--- Begin Dataset records ---
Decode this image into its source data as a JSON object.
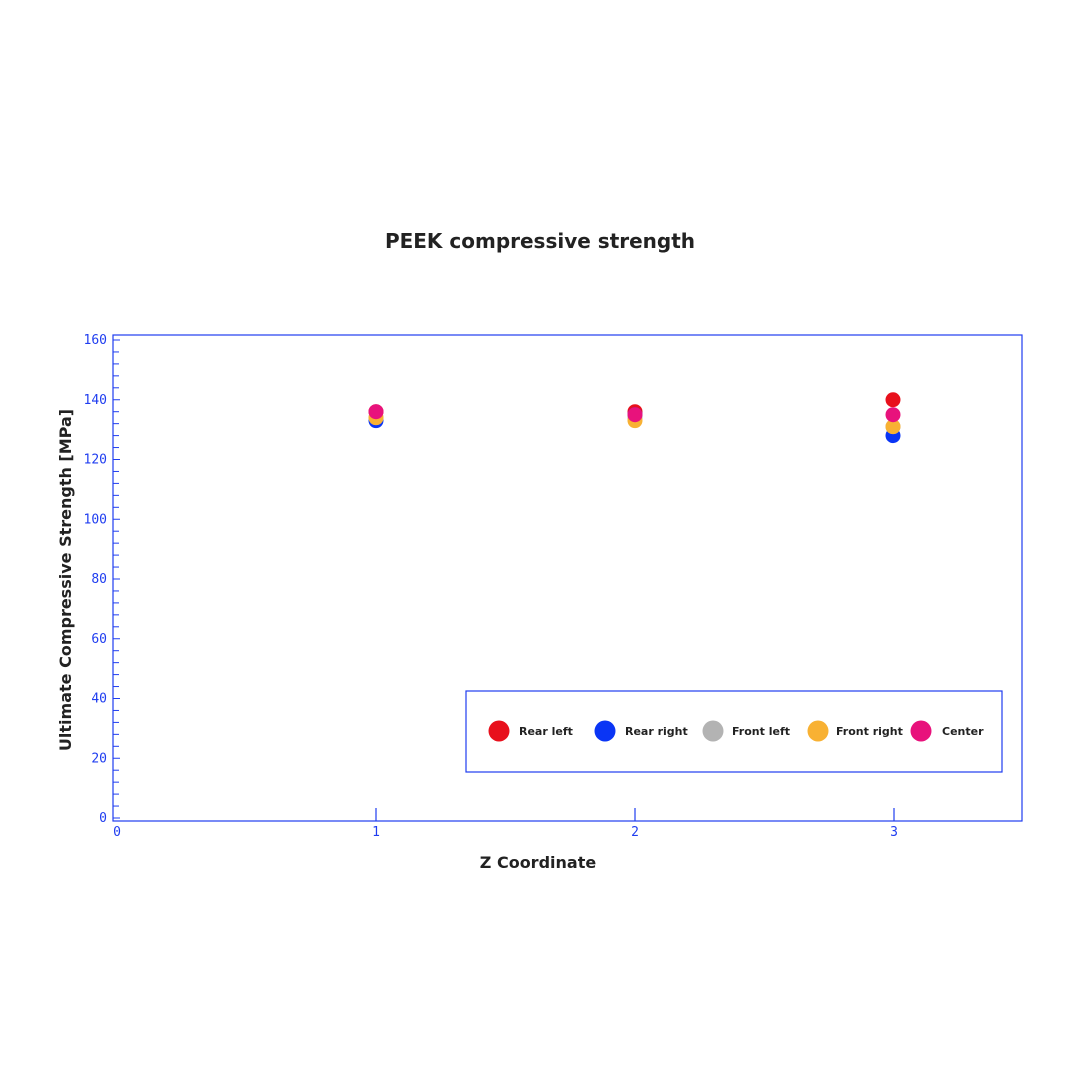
{
  "colors": {
    "axis": "#1f3df0",
    "text": "#222222",
    "rear_left": "#e8101c",
    "rear_right": "#0a35f5",
    "front_left": "#b3b3b3",
    "front_right": "#f8b133",
    "center": "#e8127c"
  },
  "chart_data": {
    "type": "scatter",
    "title": "PEEK compressive strength",
    "xlabel": "Z Coordinate",
    "ylabel": "Ultimate Compressive Strength [MPa]",
    "xlim": [
      0,
      3.5
    ],
    "ylim": [
      0,
      160
    ],
    "x_ticks": [
      "0",
      "1",
      "2",
      "3"
    ],
    "y_ticks": [
      "0",
      "20",
      "40",
      "60",
      "80",
      "100",
      "120",
      "140",
      "160"
    ],
    "grid": false,
    "legend_position": "bottom-right",
    "series": [
      {
        "name": "Rear left",
        "color_key": "rear_left",
        "x": [
          1,
          2,
          3
        ],
        "y": [
          136,
          136,
          140
        ]
      },
      {
        "name": "Rear right",
        "color_key": "rear_right",
        "x": [
          1,
          2,
          3
        ],
        "y": [
          133,
          135,
          128
        ]
      },
      {
        "name": "Front left",
        "color_key": "front_left",
        "x": [
          1,
          2,
          3
        ],
        "y": [
          134,
          134,
          131
        ]
      },
      {
        "name": "Front right",
        "color_key": "front_right",
        "x": [
          1,
          2,
          3
        ],
        "y": [
          134,
          133,
          131
        ]
      },
      {
        "name": "Center",
        "color_key": "center",
        "x": [
          1,
          2,
          3
        ],
        "y": [
          136,
          135,
          135
        ]
      }
    ]
  }
}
--- End Dataset records ---
[Work required] Output the data exactly. Pictures don't belong in the result.

[Solution to this exercise]
Decode this image into its source data as a JSON object.
{
  "colors": {
    "axis": "#1f3df0",
    "text": "#222222",
    "rear_left": "#e8101c",
    "rear_right": "#0a35f5",
    "front_left": "#b3b3b3",
    "front_right": "#f8b133",
    "center": "#e8127c"
  },
  "chart_data": {
    "type": "scatter",
    "title": "PEEK compressive strength",
    "xlabel": "Z Coordinate",
    "ylabel": "Ultimate Compressive Strength [MPa]",
    "xlim": [
      0,
      3.5
    ],
    "ylim": [
      0,
      160
    ],
    "x_ticks": [
      "0",
      "1",
      "2",
      "3"
    ],
    "y_ticks": [
      "0",
      "20",
      "40",
      "60",
      "80",
      "100",
      "120",
      "140",
      "160"
    ],
    "grid": false,
    "legend_position": "bottom-right",
    "series": [
      {
        "name": "Rear left",
        "color_key": "rear_left",
        "x": [
          1,
          2,
          3
        ],
        "y": [
          136,
          136,
          140
        ]
      },
      {
        "name": "Rear right",
        "color_key": "rear_right",
        "x": [
          1,
          2,
          3
        ],
        "y": [
          133,
          135,
          128
        ]
      },
      {
        "name": "Front left",
        "color_key": "front_left",
        "x": [
          1,
          2,
          3
        ],
        "y": [
          134,
          134,
          131
        ]
      },
      {
        "name": "Front right",
        "color_key": "front_right",
        "x": [
          1,
          2,
          3
        ],
        "y": [
          134,
          133,
          131
        ]
      },
      {
        "name": "Center",
        "color_key": "center",
        "x": [
          1,
          2,
          3
        ],
        "y": [
          136,
          135,
          135
        ]
      }
    ]
  }
}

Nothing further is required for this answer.